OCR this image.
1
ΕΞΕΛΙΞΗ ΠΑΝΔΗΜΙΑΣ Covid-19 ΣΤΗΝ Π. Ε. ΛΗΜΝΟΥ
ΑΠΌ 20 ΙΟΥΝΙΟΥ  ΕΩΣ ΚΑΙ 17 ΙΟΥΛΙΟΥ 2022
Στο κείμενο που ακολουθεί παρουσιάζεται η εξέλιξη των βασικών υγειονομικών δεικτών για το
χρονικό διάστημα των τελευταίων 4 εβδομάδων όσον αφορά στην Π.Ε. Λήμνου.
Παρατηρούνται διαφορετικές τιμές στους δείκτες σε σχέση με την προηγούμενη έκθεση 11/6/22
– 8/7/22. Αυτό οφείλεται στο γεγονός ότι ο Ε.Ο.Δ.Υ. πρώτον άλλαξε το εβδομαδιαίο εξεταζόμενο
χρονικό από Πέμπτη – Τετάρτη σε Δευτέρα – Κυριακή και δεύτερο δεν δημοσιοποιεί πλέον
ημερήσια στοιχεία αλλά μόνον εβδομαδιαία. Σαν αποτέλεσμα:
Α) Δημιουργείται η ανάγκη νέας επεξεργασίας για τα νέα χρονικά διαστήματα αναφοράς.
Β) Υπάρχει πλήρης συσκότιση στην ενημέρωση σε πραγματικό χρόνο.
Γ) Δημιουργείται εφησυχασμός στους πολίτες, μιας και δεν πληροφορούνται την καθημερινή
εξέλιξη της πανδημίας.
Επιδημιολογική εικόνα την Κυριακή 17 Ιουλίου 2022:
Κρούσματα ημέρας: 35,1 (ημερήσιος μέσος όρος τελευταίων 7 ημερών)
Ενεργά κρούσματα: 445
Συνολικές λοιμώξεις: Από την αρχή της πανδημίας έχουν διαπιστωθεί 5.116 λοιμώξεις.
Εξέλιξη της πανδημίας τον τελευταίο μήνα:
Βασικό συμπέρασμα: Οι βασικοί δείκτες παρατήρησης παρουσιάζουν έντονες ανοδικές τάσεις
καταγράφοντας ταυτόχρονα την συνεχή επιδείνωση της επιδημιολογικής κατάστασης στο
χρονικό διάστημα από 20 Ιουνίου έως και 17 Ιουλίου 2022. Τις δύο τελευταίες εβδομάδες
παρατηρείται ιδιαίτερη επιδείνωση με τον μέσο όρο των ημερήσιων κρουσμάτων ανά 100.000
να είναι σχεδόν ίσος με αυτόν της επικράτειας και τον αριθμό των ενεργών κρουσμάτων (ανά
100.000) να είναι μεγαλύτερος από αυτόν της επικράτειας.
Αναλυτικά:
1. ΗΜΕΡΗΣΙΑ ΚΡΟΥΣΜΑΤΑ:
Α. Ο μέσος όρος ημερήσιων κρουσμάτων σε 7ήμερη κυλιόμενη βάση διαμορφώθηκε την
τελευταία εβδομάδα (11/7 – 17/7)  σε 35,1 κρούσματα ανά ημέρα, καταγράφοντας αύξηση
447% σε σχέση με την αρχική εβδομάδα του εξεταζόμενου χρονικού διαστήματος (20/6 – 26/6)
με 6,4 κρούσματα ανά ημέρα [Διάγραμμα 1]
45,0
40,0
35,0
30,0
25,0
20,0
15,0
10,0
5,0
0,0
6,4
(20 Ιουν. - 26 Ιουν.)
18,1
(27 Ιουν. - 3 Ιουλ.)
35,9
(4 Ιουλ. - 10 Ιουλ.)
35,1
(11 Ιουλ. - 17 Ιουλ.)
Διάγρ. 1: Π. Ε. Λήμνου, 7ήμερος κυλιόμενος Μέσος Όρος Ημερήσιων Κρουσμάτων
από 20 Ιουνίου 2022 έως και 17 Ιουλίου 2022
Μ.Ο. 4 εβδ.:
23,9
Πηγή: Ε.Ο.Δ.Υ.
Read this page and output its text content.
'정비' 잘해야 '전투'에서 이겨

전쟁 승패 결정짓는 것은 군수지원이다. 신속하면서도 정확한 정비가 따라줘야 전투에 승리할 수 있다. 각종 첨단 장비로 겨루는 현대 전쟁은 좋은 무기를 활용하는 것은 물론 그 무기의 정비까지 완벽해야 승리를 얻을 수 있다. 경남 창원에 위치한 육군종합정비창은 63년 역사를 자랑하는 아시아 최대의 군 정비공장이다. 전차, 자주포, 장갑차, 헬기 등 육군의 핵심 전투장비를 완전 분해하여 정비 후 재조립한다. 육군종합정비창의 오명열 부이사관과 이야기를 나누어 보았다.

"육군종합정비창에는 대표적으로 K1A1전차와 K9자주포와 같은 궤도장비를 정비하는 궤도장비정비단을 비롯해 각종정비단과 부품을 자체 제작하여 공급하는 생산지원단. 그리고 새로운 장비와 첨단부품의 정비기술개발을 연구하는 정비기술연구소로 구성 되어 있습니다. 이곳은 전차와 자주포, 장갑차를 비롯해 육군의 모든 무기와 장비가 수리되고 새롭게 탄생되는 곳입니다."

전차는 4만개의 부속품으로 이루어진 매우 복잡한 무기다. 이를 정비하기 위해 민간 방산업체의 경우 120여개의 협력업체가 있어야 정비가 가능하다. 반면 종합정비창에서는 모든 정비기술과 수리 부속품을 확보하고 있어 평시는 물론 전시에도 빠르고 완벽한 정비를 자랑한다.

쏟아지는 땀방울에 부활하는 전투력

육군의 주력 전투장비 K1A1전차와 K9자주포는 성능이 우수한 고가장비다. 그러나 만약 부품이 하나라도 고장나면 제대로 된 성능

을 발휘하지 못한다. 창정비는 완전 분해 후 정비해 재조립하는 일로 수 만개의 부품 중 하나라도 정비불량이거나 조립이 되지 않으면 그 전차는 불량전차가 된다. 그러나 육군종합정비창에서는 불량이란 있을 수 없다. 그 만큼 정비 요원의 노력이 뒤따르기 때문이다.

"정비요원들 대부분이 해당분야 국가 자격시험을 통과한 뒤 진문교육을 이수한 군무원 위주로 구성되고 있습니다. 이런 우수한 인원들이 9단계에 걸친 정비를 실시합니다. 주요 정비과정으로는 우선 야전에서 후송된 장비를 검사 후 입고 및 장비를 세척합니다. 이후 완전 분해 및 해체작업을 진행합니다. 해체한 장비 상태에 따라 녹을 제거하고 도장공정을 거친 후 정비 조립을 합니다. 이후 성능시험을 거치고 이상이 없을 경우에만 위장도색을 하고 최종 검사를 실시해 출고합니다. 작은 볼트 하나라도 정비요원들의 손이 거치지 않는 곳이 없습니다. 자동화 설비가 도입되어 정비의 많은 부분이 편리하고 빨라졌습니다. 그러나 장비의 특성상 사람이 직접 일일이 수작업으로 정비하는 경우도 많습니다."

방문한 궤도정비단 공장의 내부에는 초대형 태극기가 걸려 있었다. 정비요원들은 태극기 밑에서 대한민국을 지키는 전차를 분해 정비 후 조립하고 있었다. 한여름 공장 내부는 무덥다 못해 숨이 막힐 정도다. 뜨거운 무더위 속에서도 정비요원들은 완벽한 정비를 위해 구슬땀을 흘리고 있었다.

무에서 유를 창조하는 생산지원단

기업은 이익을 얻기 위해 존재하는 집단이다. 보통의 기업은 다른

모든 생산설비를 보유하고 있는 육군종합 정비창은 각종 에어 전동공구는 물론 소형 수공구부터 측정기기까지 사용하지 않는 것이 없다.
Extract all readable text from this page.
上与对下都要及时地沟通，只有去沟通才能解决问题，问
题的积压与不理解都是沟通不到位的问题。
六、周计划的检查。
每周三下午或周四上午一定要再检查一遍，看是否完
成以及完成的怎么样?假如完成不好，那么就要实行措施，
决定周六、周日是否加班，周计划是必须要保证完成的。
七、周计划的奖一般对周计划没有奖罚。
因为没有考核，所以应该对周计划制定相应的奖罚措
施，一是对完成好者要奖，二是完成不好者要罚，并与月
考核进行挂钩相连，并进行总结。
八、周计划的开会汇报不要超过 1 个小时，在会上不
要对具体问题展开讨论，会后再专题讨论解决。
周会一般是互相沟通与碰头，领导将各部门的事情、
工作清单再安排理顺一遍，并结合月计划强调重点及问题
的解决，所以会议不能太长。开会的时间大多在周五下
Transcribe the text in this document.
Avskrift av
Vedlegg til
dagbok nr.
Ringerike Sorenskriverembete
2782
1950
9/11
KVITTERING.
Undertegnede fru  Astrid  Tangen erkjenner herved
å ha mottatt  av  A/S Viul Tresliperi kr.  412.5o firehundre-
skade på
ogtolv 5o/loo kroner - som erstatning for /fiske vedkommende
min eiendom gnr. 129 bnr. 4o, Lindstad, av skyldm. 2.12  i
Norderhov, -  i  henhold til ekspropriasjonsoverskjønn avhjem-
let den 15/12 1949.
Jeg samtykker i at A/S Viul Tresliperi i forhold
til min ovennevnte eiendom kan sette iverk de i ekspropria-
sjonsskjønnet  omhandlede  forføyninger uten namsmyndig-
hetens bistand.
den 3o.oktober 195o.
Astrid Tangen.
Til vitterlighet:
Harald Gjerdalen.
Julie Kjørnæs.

TASK INSTRUCTIONS
Repeat word for word the lines running from the line containing "Transcribe the text in this document." to the end of the entries above, inclusive.

EXPECTED ANSWER
Transcribe the text in this document.
Avskrift av
Vedlegg til
dagbok nr.
Ringerike Sorenskriverembete
2782
1950
9/11
KVITTERING.
Undertegnede fru  Astrid  Tangen erkjenner herved
å ha mottatt  av  A/S Viul Tresliperi kr.  412.5o firehundre-
skade på
ogtolv 5o/loo kroner - som erstatning for /fiske vedkommende
min eiendom gnr. 129 bnr. 4o, Lindstad, av skyldm. 2.12  i
Norderhov, -  i  henhold til ekspropriasjonsoverskjønn avhjem-
let den 15/12 1949.
Jeg samtykker i at A/S Viul Tresliperi i forhold
til min ovennevnte eiendom kan sette iverk de i ekspropria-
sjonsskjønnet  omhandlede  forføyninger uten namsmyndig-
hetens bistand.
den 3o.oktober 195o.
Astrid Tangen.
Til vitterlighet:
Harald Gjerdalen.
Julie Kjørnæs.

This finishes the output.